--- BEGIN DATA TO USE ---

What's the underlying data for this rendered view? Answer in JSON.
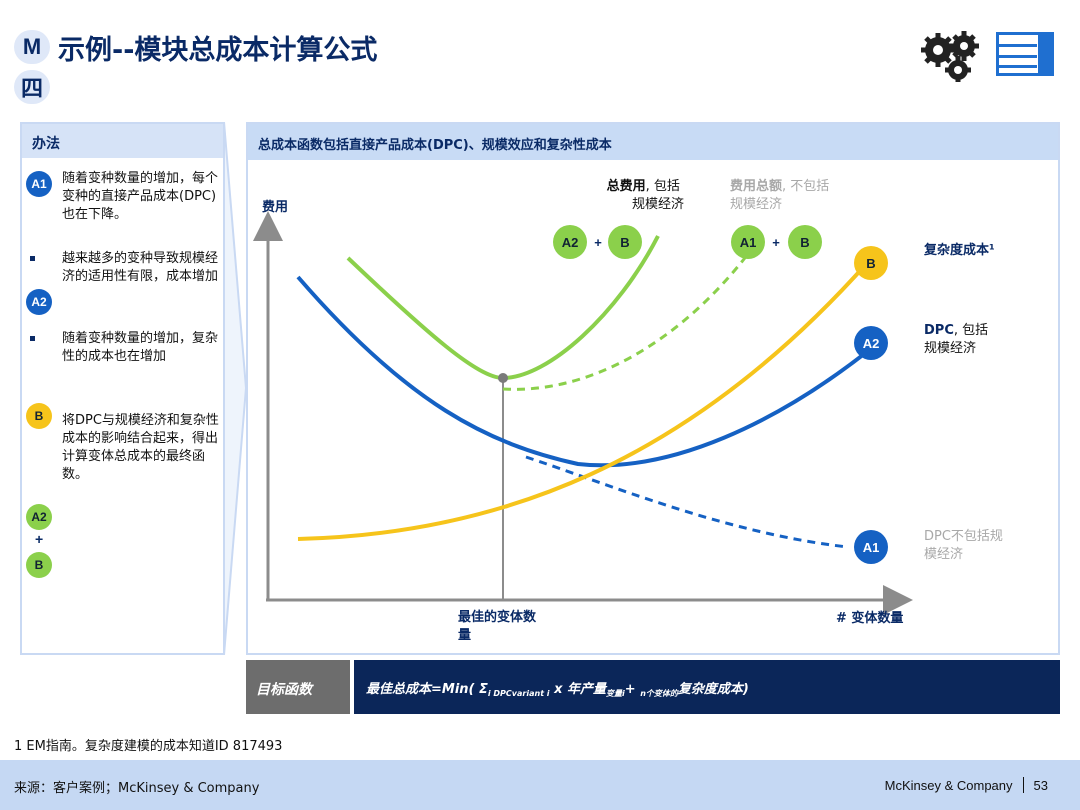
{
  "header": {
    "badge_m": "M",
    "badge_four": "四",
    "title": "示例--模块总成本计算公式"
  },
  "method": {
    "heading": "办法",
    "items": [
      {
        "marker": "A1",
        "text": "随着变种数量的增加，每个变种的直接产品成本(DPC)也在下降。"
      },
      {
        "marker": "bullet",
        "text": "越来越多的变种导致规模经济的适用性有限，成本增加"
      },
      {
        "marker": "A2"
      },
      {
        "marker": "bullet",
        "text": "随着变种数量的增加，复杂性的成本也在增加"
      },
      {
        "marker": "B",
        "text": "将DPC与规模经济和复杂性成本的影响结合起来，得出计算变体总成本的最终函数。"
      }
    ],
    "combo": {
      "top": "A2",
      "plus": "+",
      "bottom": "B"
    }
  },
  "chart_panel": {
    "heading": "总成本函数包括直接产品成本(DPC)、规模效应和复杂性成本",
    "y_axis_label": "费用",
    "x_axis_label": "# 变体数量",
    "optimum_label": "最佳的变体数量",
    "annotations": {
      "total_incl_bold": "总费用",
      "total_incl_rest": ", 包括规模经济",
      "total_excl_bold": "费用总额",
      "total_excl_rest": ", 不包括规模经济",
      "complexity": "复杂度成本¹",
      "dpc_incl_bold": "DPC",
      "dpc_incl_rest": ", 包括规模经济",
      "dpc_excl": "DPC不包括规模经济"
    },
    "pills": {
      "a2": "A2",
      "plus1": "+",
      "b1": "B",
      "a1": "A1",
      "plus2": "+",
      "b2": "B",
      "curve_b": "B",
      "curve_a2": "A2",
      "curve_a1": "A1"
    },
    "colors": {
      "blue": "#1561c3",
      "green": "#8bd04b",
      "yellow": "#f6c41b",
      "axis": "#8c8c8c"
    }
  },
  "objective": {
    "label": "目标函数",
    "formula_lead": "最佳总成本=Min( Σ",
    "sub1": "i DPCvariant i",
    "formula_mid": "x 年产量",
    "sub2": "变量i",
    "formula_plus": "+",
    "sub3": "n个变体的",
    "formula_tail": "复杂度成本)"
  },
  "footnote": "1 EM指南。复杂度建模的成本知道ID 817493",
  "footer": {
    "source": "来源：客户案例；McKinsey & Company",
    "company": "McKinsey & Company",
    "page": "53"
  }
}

--- END DATA TO USE ---

**WHAT TO DO**
Retype every entry verbatim and exclude the pictures from the copy.

**EXERCISE OUTPUT**
What's the underlying data for this rendered view? Answer in JSON.
{
  "header": {
    "badge_m": "M",
    "badge_four": "四",
    "title": "示例--模块总成本计算公式"
  },
  "method": {
    "heading": "办法",
    "items": [
      {
        "marker": "A1",
        "text": "随着变种数量的增加，每个变种的直接产品成本(DPC)也在下降。"
      },
      {
        "marker": "bullet",
        "text": "越来越多的变种导致规模经济的适用性有限，成本增加"
      },
      {
        "marker": "A2"
      },
      {
        "marker": "bullet",
        "text": "随着变种数量的增加，复杂性的成本也在增加"
      },
      {
        "marker": "B",
        "text": "将DPC与规模经济和复杂性成本的影响结合起来，得出计算变体总成本的最终函数。"
      }
    ],
    "combo": {
      "top": "A2",
      "plus": "+",
      "bottom": "B"
    }
  },
  "chart_panel": {
    "heading": "总成本函数包括直接产品成本(DPC)、规模效应和复杂性成本",
    "y_axis_label": "费用",
    "x_axis_label": "# 变体数量",
    "optimum_label": "最佳的变体数量",
    "annotations": {
      "total_incl_bold": "总费用",
      "total_incl_rest": ", 包括规模经济",
      "total_excl_bold": "费用总额",
      "total_excl_rest": ", 不包括规模经济",
      "complexity": "复杂度成本¹",
      "dpc_incl_bold": "DPC",
      "dpc_incl_rest": ", 包括规模经济",
      "dpc_excl": "DPC不包括规模经济"
    },
    "pills": {
      "a2": "A2",
      "plus1": "+",
      "b1": "B",
      "a1": "A1",
      "plus2": "+",
      "b2": "B",
      "curve_b": "B",
      "curve_a2": "A2",
      "curve_a1": "A1"
    },
    "colors": {
      "blue": "#1561c3",
      "green": "#8bd04b",
      "yellow": "#f6c41b",
      "axis": "#8c8c8c"
    }
  },
  "objective": {
    "label": "目标函数",
    "formula_lead": "最佳总成本=Min( Σ",
    "sub1": "i DPCvariant i",
    "formula_mid": "x 年产量",
    "sub2": "变量i",
    "formula_plus": "+",
    "sub3": "n个变体的",
    "formula_tail": "复杂度成本)"
  },
  "footnote": "1 EM指南。复杂度建模的成本知道ID 817493",
  "footer": {
    "source": "来源：客户案例；McKinsey & Company",
    "company": "McKinsey & Company",
    "page": "53"
  }
}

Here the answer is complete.